--- begin Dataset excerpts ---

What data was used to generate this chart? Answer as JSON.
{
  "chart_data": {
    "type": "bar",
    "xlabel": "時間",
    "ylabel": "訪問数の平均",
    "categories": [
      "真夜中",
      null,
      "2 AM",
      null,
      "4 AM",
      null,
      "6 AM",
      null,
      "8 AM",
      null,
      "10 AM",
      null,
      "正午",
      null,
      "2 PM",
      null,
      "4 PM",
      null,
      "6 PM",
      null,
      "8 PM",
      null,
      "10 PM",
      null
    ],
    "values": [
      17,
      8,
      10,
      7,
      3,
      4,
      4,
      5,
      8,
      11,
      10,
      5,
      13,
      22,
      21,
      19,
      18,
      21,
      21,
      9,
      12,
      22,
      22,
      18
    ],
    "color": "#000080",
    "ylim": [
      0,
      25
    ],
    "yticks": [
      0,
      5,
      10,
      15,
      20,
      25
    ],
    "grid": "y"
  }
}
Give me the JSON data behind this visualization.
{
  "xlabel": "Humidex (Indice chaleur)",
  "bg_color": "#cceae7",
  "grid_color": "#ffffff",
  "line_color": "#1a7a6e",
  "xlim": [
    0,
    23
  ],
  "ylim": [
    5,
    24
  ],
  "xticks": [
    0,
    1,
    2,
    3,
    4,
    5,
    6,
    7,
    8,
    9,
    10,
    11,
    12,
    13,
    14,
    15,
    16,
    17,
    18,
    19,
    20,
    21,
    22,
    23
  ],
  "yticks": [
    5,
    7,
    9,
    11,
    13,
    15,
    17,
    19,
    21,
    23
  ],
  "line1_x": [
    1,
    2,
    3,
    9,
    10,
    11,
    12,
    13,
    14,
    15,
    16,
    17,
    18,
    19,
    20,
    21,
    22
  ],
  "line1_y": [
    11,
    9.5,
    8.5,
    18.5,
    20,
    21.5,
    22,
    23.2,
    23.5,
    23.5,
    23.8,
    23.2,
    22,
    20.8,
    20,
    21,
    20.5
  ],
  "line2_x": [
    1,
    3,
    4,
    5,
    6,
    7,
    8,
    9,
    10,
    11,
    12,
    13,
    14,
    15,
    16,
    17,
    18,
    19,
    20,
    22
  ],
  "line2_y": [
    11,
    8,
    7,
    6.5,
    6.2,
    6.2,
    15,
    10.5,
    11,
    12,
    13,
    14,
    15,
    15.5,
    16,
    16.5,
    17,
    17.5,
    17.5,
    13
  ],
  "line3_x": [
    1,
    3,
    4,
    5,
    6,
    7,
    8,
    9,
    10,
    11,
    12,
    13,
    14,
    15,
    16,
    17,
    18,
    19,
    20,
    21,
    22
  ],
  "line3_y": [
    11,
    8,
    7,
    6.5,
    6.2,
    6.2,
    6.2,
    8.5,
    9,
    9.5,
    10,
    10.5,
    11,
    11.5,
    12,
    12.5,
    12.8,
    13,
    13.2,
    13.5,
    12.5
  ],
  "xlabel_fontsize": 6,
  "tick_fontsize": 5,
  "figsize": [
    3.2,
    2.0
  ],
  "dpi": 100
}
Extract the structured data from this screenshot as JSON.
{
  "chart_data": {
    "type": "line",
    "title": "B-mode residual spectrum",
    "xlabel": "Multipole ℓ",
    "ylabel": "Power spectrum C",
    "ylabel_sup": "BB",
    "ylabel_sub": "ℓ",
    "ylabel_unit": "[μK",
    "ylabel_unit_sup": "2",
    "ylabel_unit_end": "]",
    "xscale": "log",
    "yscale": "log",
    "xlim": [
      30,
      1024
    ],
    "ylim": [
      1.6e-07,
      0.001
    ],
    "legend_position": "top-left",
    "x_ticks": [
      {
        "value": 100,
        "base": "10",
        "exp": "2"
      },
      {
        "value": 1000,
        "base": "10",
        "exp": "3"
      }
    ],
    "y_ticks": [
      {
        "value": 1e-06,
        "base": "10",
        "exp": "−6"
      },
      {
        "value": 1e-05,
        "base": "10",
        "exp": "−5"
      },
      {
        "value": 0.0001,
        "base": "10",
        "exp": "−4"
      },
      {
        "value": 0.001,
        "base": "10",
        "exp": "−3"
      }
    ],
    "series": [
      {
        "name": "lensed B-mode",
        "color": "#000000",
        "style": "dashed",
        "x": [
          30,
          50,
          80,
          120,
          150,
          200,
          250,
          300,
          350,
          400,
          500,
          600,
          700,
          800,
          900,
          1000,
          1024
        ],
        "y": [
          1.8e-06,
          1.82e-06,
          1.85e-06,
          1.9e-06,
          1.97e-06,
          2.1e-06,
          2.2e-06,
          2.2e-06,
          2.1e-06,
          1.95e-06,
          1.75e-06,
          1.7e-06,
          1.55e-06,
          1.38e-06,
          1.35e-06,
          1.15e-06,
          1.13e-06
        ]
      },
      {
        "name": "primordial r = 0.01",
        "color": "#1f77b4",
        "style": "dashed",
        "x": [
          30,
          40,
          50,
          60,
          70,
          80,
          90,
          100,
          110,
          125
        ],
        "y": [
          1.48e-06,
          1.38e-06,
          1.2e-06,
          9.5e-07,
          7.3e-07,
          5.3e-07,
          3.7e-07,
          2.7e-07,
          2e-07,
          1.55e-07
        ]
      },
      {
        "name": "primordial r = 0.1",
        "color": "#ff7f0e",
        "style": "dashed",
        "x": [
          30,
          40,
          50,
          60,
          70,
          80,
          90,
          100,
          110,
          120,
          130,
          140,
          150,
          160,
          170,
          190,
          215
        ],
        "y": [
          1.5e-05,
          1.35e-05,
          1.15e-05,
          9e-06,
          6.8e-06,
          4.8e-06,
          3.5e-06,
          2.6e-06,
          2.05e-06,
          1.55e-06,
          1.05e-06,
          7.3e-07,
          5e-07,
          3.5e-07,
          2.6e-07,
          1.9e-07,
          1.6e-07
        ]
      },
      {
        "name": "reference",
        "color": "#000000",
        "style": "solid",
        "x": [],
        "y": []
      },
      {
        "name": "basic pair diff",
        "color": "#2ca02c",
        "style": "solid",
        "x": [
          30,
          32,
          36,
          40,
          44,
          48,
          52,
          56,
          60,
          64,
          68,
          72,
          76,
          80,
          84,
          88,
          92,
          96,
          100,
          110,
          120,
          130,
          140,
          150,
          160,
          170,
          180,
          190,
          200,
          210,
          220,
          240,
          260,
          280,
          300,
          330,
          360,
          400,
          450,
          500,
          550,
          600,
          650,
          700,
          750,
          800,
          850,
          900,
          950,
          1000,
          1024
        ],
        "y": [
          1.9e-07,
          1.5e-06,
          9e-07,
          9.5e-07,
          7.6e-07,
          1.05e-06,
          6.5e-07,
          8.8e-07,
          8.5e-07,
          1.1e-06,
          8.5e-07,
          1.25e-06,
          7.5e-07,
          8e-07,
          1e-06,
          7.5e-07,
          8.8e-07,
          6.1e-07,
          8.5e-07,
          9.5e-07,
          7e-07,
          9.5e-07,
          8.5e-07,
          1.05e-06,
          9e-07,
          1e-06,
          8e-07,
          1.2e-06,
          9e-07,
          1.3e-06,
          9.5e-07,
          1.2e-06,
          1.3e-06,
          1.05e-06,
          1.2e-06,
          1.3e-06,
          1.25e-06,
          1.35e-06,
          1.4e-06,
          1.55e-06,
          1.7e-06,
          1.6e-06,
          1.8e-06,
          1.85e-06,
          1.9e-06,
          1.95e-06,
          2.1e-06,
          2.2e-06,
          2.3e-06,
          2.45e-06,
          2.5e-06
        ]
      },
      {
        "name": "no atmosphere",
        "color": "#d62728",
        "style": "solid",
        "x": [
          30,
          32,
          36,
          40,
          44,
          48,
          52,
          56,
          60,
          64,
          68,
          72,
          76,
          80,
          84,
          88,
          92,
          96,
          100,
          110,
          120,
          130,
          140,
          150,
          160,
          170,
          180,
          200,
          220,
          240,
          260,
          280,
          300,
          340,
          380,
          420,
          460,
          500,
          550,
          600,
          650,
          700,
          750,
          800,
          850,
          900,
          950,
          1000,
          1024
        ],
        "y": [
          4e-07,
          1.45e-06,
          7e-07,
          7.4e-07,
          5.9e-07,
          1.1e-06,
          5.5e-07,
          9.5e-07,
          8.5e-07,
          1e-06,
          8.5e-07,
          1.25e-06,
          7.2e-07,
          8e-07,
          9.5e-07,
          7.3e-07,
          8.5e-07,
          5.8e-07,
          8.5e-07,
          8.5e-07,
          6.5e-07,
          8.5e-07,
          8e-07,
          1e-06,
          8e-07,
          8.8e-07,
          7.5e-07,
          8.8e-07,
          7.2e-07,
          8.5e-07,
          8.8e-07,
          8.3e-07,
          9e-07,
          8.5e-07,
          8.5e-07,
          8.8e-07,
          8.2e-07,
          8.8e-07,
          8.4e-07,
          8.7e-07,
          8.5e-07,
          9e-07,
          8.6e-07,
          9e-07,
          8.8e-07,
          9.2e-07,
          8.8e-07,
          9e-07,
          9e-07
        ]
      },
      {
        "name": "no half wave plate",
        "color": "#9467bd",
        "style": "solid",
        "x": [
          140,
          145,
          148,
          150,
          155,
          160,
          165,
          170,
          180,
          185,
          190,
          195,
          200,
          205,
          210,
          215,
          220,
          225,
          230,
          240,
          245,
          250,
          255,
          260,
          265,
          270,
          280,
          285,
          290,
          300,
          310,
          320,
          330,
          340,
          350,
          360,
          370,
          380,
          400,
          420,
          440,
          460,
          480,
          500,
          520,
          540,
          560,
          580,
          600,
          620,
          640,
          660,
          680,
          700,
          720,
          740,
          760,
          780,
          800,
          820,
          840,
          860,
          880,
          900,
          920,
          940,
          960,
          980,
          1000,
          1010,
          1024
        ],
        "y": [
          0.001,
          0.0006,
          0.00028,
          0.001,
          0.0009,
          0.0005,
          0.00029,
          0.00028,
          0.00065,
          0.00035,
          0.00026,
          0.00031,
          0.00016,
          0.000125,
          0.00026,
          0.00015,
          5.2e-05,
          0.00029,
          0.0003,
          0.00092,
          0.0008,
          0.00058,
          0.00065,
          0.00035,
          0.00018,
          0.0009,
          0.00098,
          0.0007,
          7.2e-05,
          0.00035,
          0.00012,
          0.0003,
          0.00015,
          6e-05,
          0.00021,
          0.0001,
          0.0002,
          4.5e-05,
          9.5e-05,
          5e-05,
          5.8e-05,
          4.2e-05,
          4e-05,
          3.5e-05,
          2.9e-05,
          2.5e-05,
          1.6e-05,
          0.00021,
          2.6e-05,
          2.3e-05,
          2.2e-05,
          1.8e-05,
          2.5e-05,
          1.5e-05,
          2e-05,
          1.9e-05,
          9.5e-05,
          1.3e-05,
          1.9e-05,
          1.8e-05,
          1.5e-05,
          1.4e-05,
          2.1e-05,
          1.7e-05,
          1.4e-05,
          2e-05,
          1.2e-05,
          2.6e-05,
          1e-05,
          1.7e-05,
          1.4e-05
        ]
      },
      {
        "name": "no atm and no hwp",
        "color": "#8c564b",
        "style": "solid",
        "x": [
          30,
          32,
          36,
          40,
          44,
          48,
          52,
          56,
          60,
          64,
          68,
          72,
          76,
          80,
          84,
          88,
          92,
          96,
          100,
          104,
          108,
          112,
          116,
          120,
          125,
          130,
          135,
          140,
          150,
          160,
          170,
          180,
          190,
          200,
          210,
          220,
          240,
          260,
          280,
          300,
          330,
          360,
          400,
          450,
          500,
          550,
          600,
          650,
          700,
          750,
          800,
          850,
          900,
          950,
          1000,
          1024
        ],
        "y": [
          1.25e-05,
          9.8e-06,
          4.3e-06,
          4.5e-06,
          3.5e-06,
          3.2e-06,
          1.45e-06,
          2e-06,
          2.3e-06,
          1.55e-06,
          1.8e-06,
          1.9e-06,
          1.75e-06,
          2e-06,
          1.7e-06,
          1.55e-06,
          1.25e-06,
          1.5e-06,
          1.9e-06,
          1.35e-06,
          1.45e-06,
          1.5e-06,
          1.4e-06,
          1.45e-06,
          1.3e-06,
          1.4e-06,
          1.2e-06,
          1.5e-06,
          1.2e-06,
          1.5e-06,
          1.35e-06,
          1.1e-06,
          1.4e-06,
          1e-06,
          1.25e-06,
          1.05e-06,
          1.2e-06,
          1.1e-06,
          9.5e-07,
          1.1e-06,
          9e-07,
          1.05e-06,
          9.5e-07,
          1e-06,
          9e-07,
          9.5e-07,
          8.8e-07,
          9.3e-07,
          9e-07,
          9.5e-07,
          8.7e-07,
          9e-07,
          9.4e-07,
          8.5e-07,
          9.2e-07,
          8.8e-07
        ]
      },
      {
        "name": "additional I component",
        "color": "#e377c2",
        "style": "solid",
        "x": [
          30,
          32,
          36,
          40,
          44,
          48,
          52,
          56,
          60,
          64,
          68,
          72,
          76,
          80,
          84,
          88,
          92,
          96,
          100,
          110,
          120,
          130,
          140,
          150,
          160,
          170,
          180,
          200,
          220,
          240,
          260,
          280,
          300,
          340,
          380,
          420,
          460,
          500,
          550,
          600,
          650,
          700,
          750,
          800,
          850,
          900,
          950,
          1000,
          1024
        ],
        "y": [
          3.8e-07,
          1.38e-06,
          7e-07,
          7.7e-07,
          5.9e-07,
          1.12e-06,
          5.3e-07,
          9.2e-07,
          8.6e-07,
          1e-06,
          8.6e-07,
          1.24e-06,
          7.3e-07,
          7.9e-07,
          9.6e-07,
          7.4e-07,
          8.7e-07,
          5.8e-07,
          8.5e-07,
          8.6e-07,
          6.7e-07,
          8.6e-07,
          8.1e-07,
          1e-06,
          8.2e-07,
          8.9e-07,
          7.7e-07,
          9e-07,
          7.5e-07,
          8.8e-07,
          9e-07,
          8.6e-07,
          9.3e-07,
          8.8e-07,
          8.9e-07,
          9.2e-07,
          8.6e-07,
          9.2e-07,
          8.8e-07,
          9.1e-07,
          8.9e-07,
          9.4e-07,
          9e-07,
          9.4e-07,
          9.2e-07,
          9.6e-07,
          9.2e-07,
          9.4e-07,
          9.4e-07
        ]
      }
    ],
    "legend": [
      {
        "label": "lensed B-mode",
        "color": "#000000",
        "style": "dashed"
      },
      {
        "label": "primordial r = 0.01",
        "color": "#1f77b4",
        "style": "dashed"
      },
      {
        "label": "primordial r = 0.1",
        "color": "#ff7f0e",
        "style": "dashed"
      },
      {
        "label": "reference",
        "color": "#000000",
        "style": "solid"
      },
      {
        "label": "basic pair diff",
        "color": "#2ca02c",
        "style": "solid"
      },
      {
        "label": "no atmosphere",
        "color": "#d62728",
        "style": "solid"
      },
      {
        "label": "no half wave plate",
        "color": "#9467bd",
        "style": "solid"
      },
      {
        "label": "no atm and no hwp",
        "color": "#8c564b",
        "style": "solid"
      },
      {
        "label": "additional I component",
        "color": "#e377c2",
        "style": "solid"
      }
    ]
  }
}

--- end Dataset excerpts ---

# [Given instruction]
Identify the lines in the records above that contain the word "mode", then state how many there are and nothing more.

# [Problem solution]
3